> **Work to be completed**
Copy out all lines where "this" appears.

> **Given entries**

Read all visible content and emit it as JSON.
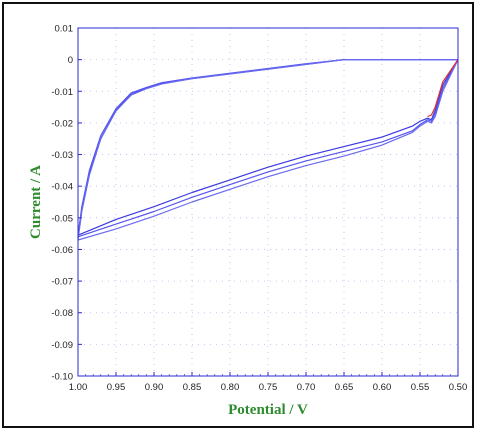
{
  "chart_data": {
    "type": "line",
    "title": "",
    "xlabel": "Potential / V",
    "ylabel": "Current / A",
    "xlim": [
      1.0,
      0.5
    ],
    "ylim": [
      -0.1,
      0.01
    ],
    "x_ticks": [
      "1.00",
      "0.95",
      "0.90",
      "0.85",
      "0.80",
      "0.75",
      "0.70",
      "0.65",
      "0.60",
      "0.55",
      "0.50"
    ],
    "y_ticks": [
      "0.01",
      "0",
      "-0.01",
      "-0.02",
      "-0.03",
      "-0.04",
      "-0.05",
      "-0.06",
      "-0.07",
      "-0.08",
      "-0.09",
      "-0.10"
    ],
    "grid": true,
    "colors": {
      "series_main": "#3333dd",
      "series_alt": "#e03030",
      "axis_title": "#2e8b2e",
      "grid": "#b8b8ee"
    },
    "series": [
      {
        "color": "#3a3ae0",
        "x": [
          0.5,
          0.52,
          0.53,
          0.535,
          0.54,
          0.55,
          0.56,
          0.6,
          0.65,
          0.7,
          0.75,
          0.8,
          0.85,
          0.9,
          0.95,
          1.0,
          0.995,
          0.985,
          0.97,
          0.95,
          0.93,
          0.91,
          0.89,
          0.85,
          0.8,
          0.75,
          0.7,
          0.65,
          0.6,
          0.55,
          0.5
        ],
        "y": [
          0.0,
          -0.008,
          -0.016,
          -0.019,
          -0.0185,
          -0.0195,
          -0.021,
          -0.0245,
          -0.0275,
          -0.0305,
          -0.034,
          -0.038,
          -0.042,
          -0.0465,
          -0.0505,
          -0.0555,
          -0.047,
          -0.036,
          -0.025,
          -0.016,
          -0.011,
          -0.009,
          -0.0075,
          -0.006,
          -0.0045,
          -0.003,
          -0.0015,
          0.0,
          0.0,
          0.0,
          0.0
        ]
      },
      {
        "color": "#5555ee",
        "x": [
          0.5,
          0.52,
          0.53,
          0.535,
          0.54,
          0.55,
          0.56,
          0.6,
          0.65,
          0.7,
          0.75,
          0.8,
          0.85,
          0.9,
          0.95,
          1.0,
          0.995,
          0.985,
          0.97,
          0.95,
          0.93,
          0.91,
          0.89,
          0.85,
          0.8,
          0.75,
          0.7,
          0.65,
          0.6,
          0.55,
          0.5
        ],
        "y": [
          0.0,
          -0.009,
          -0.017,
          -0.0195,
          -0.019,
          -0.0205,
          -0.0225,
          -0.026,
          -0.029,
          -0.032,
          -0.0355,
          -0.0395,
          -0.0435,
          -0.048,
          -0.052,
          -0.056,
          -0.0465,
          -0.035,
          -0.024,
          -0.0155,
          -0.0105,
          -0.0088,
          -0.0073,
          -0.0058,
          -0.0043,
          -0.0028,
          -0.0013,
          0.0,
          0.0,
          0.0,
          0.0
        ]
      },
      {
        "color": "#6a6af0",
        "x": [
          0.5,
          0.52,
          0.53,
          0.535,
          0.54,
          0.55,
          0.56,
          0.6,
          0.65,
          0.7,
          0.75,
          0.8,
          0.85,
          0.9,
          0.95,
          1.0,
          0.995,
          0.985,
          0.97,
          0.95,
          0.93,
          0.91,
          0.89,
          0.85,
          0.8,
          0.75,
          0.7,
          0.65,
          0.6,
          0.55,
          0.5
        ],
        "y": [
          0.0,
          -0.01,
          -0.018,
          -0.02,
          -0.0195,
          -0.021,
          -0.023,
          -0.027,
          -0.0305,
          -0.0335,
          -0.037,
          -0.041,
          -0.045,
          -0.0495,
          -0.0535,
          -0.057,
          -0.048,
          -0.0365,
          -0.025,
          -0.0162,
          -0.0112,
          -0.0092,
          -0.0077,
          -0.006,
          -0.0045,
          -0.003,
          -0.0015,
          0.0,
          0.0,
          0.0,
          0.0
        ]
      },
      {
        "color": "#e03030",
        "x": [
          0.5,
          0.52,
          0.53,
          0.535,
          0.54
        ],
        "y": [
          0.0,
          -0.007,
          -0.015,
          -0.0175,
          -0.018
        ]
      }
    ]
  }
}
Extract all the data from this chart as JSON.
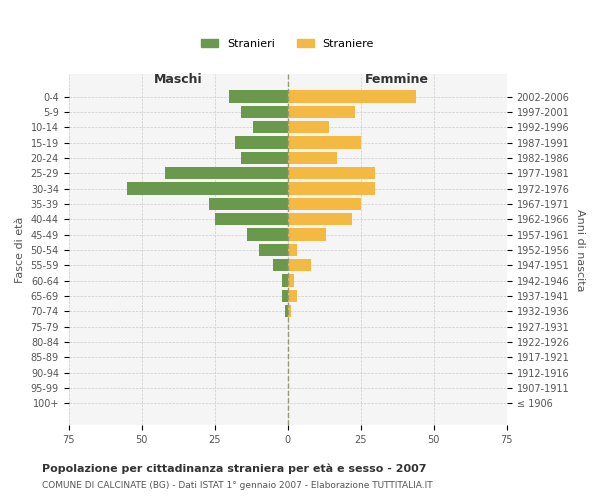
{
  "age_groups": [
    "100+",
    "95-99",
    "90-94",
    "85-89",
    "80-84",
    "75-79",
    "70-74",
    "65-69",
    "60-64",
    "55-59",
    "50-54",
    "45-49",
    "40-44",
    "35-39",
    "30-34",
    "25-29",
    "20-24",
    "15-19",
    "10-14",
    "5-9",
    "0-4"
  ],
  "birth_years": [
    "≤ 1906",
    "1907-1911",
    "1912-1916",
    "1917-1921",
    "1922-1926",
    "1927-1931",
    "1932-1936",
    "1937-1941",
    "1942-1946",
    "1947-1951",
    "1952-1956",
    "1957-1961",
    "1962-1966",
    "1967-1971",
    "1972-1976",
    "1977-1981",
    "1982-1986",
    "1987-1991",
    "1992-1996",
    "1997-2001",
    "2002-2006"
  ],
  "maschi": [
    0,
    0,
    0,
    0,
    0,
    0,
    1,
    2,
    2,
    5,
    10,
    14,
    25,
    27,
    55,
    42,
    16,
    18,
    12,
    16,
    20
  ],
  "femmine": [
    0,
    0,
    0,
    0,
    0,
    0,
    1,
    3,
    2,
    8,
    3,
    13,
    22,
    25,
    30,
    30,
    17,
    25,
    14,
    23,
    44
  ],
  "color_maschi": "#6a994e",
  "color_femmine": "#f4b942",
  "title": "Popolazione per cittadinanza straniera per età e sesso - 2007",
  "subtitle": "COMUNE DI CALCINATE (BG) - Dati ISTAT 1° gennaio 2007 - Elaborazione TUTTITALIA.IT",
  "xlabel_left": "Maschi",
  "xlabel_right": "Femmine",
  "ylabel_left": "Fasce di età",
  "ylabel_right": "Anni di nascita",
  "xlim": 75,
  "legend_stranieri": "Stranieri",
  "legend_straniere": "Straniere",
  "bg_color": "#ffffff",
  "plot_bg_color": "#f5f5f5",
  "grid_color": "#cccccc",
  "bar_height": 0.8
}
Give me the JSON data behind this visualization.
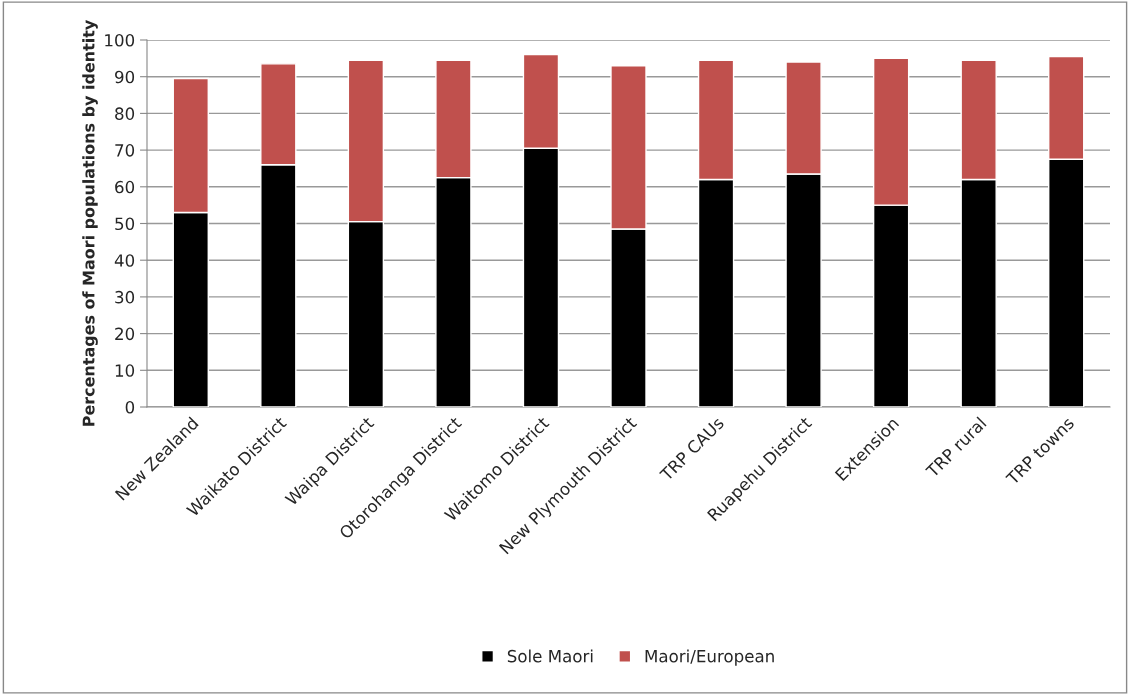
{
  "chart_data": {
    "type": "bar",
    "stacked": true,
    "ylabel": "Percentages of Maori populations by identity",
    "categories": [
      "New Zealand",
      "Waikato District",
      "Waipa District",
      "Otorohanga District",
      "Waitomo District",
      "New Plymouth District",
      "TRP CAUs",
      "Ruapehu District",
      "Extension",
      "TRP rural",
      "TRP towns"
    ],
    "series": [
      {
        "name": "Sole Maori",
        "color": "#000000",
        "values": [
          53,
          66,
          50.5,
          62.5,
          70.5,
          48.5,
          62,
          63.5,
          55,
          62,
          67.5
        ]
      },
      {
        "name": "Maori/European",
        "color": "#c0504d",
        "values": [
          36.5,
          27.5,
          44,
          32,
          25.5,
          44.5,
          32.5,
          30.5,
          40,
          32.5,
          28
        ]
      }
    ],
    "ylim": [
      0,
      100
    ],
    "yticks": [
      0,
      10,
      20,
      30,
      40,
      50,
      60,
      70,
      80,
      90,
      100
    ],
    "grid": "y",
    "legend": "bottom"
  }
}
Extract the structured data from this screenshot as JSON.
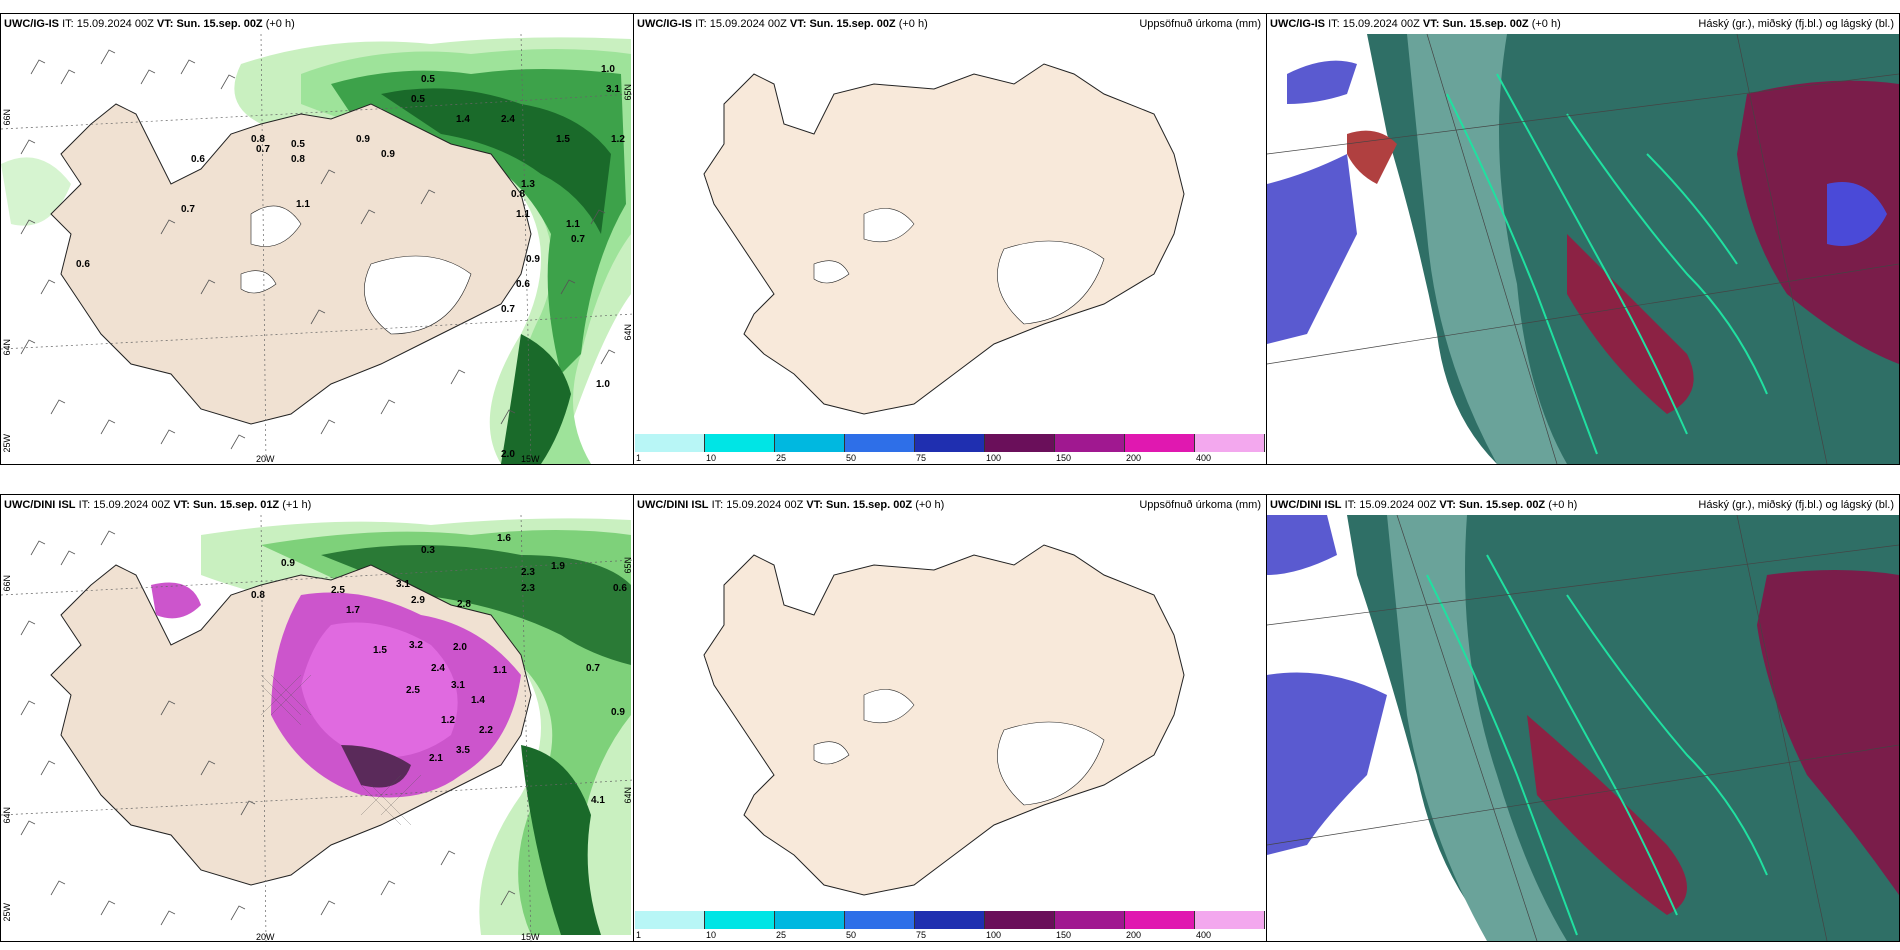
{
  "panels": [
    {
      "id": "p1",
      "src": "UWC/IG-IS",
      "it_label": "IT:",
      "it_value": "15.09.2024 00Z",
      "vt_label": "VT:",
      "vt_value": "Sun. 15.sep. 00Z",
      "lead": "(+0 h)",
      "right_title": ""
    },
    {
      "id": "p2",
      "src": "UWC/IG-IS",
      "it_label": "IT:",
      "it_value": "15.09.2024 00Z",
      "vt_label": "VT:",
      "vt_value": "Sun. 15.sep. 00Z",
      "lead": "(+0 h)",
      "right_title": "Uppsöfnuð úrkoma (mm)"
    },
    {
      "id": "p3",
      "src": "UWC/IG-IS",
      "it_label": "IT:",
      "it_value": "15.09.2024 00Z",
      "vt_label": "VT:",
      "vt_value": "Sun. 15.sep. 00Z",
      "lead": "(+0 h)",
      "right_title": "Háský (gr.), miðský (fj.bl.) og lágský (bl.)"
    },
    {
      "id": "p4",
      "src": "UWC/DINI ISL",
      "it_label": "IT:",
      "it_value": "15.09.2024 00Z",
      "vt_label": "VT:",
      "vt_value": "Sun. 15.sep. 01Z",
      "lead": "(+1 h)",
      "right_title": ""
    },
    {
      "id": "p5",
      "src": "UWC/DINI ISL",
      "it_label": "IT:",
      "it_value": "15.09.2024 00Z",
      "vt_label": "VT:",
      "vt_value": "Sun. 15.sep. 00Z",
      "lead": "(+0 h)",
      "right_title": "Uppsöfnuð úrkoma (mm)"
    },
    {
      "id": "p6",
      "src": "UWC/DINI ISL",
      "it_label": "IT:",
      "it_value": "15.09.2024 00Z",
      "vt_label": "VT:",
      "vt_value": "Sun. 15.sep. 00Z",
      "lead": "(+0 h)",
      "right_title": "Háský (gr.), miðský (fj.bl.) og lágský (bl.)"
    }
  ],
  "axis_labels": {
    "lat_top": "66N",
    "lat_bottom": "64N",
    "lon_left": "25W",
    "lon_mid": "20W",
    "lon_right": "15W",
    "lat_top_r": "65N",
    "lat_mid_r": "64N"
  },
  "colorbar": {
    "colors": [
      "#b8f6f6",
      "#00e5e5",
      "#00b8e0",
      "#2e6fe8",
      "#1f2fb0",
      "#6a0f5a",
      "#a01890",
      "#e018b0",
      "#f3a8ee"
    ],
    "ticks": [
      "1",
      "10",
      "25",
      "50",
      "75",
      "100",
      "150",
      "200",
      "400"
    ]
  },
  "precip_values_top": [
    "0.6",
    "0.8",
    "0.5",
    "0.8",
    "0.5",
    "1.1",
    "0.9",
    "1.5",
    "0.7",
    "1.0",
    "0.6",
    "0.8",
    "1.3",
    "1.1",
    "0.7",
    "0.6",
    "0.9",
    "0.7",
    "2.0",
    "1.0",
    "0.5",
    "1.2",
    "0.9",
    "1.4",
    "2.4",
    "3.1",
    "0.7",
    "1.1"
  ],
  "precip_values_bottom": [
    "0.9",
    "0.8",
    "2.5",
    "3.1",
    "1.7",
    "2.9",
    "2.8",
    "1.6",
    "0.3",
    "2.3",
    "1.9",
    "0.7",
    "3.2",
    "2.0",
    "1.5",
    "2.5",
    "3.1",
    "2.2",
    "1.2",
    "3.5",
    "2.1",
    "0.6",
    "0.9",
    "1.1",
    "2.4",
    "1.4",
    "2.3",
    "4.1"
  ]
}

> **Task response**
Extract all the data from this chart as JSON.
Give me the JSON data behind this visualization.
Extract the structured data from this screenshot as JSON.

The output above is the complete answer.